Exercise description
Quote each record exactly, please, leaving none out.
** begin Data entries **
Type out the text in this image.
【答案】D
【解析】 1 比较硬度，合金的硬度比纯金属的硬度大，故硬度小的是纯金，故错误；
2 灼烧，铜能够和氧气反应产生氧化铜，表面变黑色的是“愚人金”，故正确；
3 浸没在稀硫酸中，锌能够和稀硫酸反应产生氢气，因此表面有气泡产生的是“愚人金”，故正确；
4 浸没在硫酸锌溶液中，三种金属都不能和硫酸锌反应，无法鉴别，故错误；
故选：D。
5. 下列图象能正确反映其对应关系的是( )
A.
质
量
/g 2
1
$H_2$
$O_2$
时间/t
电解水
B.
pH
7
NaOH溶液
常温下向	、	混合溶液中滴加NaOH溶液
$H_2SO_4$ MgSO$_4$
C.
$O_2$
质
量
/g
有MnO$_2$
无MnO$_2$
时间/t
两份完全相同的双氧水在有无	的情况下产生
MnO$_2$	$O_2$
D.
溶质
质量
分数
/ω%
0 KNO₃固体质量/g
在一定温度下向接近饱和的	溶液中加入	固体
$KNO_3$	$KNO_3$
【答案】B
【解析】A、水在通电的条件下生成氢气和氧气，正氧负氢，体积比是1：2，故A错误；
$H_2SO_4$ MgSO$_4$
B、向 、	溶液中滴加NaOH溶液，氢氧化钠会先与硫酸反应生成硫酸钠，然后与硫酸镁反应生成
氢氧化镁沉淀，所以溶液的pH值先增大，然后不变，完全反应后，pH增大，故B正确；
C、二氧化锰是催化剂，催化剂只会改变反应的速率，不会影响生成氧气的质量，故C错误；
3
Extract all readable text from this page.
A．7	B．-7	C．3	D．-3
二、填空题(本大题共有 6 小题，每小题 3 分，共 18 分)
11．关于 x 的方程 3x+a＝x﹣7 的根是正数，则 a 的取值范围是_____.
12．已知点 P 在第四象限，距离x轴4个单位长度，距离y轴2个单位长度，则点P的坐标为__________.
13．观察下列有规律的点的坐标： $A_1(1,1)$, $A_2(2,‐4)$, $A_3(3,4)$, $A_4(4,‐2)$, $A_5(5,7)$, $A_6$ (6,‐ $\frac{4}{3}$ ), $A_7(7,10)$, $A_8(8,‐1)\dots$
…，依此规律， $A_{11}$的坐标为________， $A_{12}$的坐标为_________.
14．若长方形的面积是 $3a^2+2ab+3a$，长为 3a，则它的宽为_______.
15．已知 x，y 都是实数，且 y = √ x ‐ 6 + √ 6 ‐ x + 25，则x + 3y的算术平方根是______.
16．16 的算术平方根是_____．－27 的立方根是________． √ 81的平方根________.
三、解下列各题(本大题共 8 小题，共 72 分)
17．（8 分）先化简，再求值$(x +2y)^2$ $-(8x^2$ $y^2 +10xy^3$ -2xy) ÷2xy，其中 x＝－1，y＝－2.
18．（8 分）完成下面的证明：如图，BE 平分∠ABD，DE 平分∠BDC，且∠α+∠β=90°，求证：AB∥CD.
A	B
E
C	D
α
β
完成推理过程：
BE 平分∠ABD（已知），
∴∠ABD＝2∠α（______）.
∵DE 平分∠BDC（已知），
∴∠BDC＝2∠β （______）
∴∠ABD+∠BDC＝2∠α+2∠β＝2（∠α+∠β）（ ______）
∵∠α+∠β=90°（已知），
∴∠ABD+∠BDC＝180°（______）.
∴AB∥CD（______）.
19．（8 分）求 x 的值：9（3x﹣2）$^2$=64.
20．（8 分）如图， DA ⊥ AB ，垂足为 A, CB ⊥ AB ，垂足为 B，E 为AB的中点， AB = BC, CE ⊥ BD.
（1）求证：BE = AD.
** end Data entries **
Exercise answer
Type out the text in this image.
【答案】D
【解析】 1 比较硬度，合金的硬度比纯金属的硬度大，故硬度小的是纯金，故错误；
2 灼烧，铜能够和氧气反应产生氧化铜，表面变黑色的是“愚人金”，故正确；
3 浸没在稀硫酸中，锌能够和稀硫酸反应产生氢气，因此表面有气泡产生的是“愚人金”，故正确；
4 浸没在硫酸锌溶液中，三种金属都不能和硫酸锌反应，无法鉴别，故错误；
故选：D。
5. 下列图象能正确反映其对应关系的是( )
A.
质
量
/g 2
1
$H_2$
$O_2$
时间/t
电解水
B.
pH
7
NaOH溶液
常温下向	、	混合溶液中滴加NaOH溶液
$H_2SO_4$ MgSO$_4$
C.
$O_2$
质
量
/g
有MnO$_2$
无MnO$_2$
时间/t
两份完全相同的双氧水在有无	的情况下产生
MnO$_2$	$O_2$
D.
溶质
质量
分数
/ω%
0 KNO₃固体质量/g
在一定温度下向接近饱和的	溶液中加入	固体
$KNO_3$	$KNO_3$
【答案】B
【解析】A、水在通电的条件下生成氢气和氧气，正氧负氢，体积比是1：2，故A错误；
$H_2SO_4$ MgSO$_4$
B、向 、	溶液中滴加NaOH溶液，氢氧化钠会先与硫酸反应生成硫酸钠，然后与硫酸镁反应生成
氢氧化镁沉淀，所以溶液的pH值先增大，然后不变，完全反应后，pH增大，故B正确；
C、二氧化锰是催化剂，催化剂只会改变反应的速率，不会影响生成氧气的质量，故C错误；
3
Extract all readable text from this page.
A．7	B．-7	C．3	D．-3
二、填空题(本大题共有 6 小题，每小题 3 分，共 18 分)
11．关于 x 的方程 3x+a＝x﹣7 的根是正数，则 a 的取值范围是_____.
12．已知点 P 在第四象限，距离x轴4个单位长度，距离y轴2个单位长度，则点P的坐标为__________.
13．观察下列有规律的点的坐标： $A_1(1,1)$, $A_2(2,‐4)$, $A_3(3,4)$, $A_4(4,‐2)$, $A_5(5,7)$, $A_6$ (6,‐ $\frac{4}{3}$ ), $A_7(7,10)$, $A_8(8,‐1)\dots$
…，依此规律， $A_{11}$的坐标为________， $A_{12}$的坐标为_________.
14．若长方形的面积是 $3a^2+2ab+3a$，长为 3a，则它的宽为_______.
15．已知 x，y 都是实数，且 y = √ x ‐ 6 + √ 6 ‐ x + 25，则x + 3y的算术平方根是______.
16．16 的算术平方根是_____．－27 的立方根是________． √ 81的平方根________.
三、解下列各题(本大题共 8 小题，共 72 分)
17．（8 分）先化简，再求值$(x +2y)^2$ $-(8x^2$ $y^2 +10xy^3$ -2xy) ÷2xy，其中 x＝－1，y＝－2.
18．（8 分）完成下面的证明：如图，BE 平分∠ABD，DE 平分∠BDC，且∠α+∠β=90°，求证：AB∥CD.
A	B
E
C	D
α
β
完成推理过程：
BE 平分∠ABD（已知），
∴∠ABD＝2∠α（______）.
∵DE 平分∠BDC（已知），
∴∠BDC＝2∠β （______）
∴∠ABD+∠BDC＝2∠α+2∠β＝2（∠α+∠β）（ ______）
∵∠α+∠β=90°（已知），
∴∠ABD+∠BDC＝180°（______）.
∴AB∥CD（______）.
19．（8 分）求 x 的值：9（3x﹣2）$^2$=64.
20．（8 分）如图， DA ⊥ AB ，垂足为 A, CB ⊥ AB ，垂足为 B，E 为AB的中点， AB = BC, CE ⊥ BD.
（1）求证：BE = AD.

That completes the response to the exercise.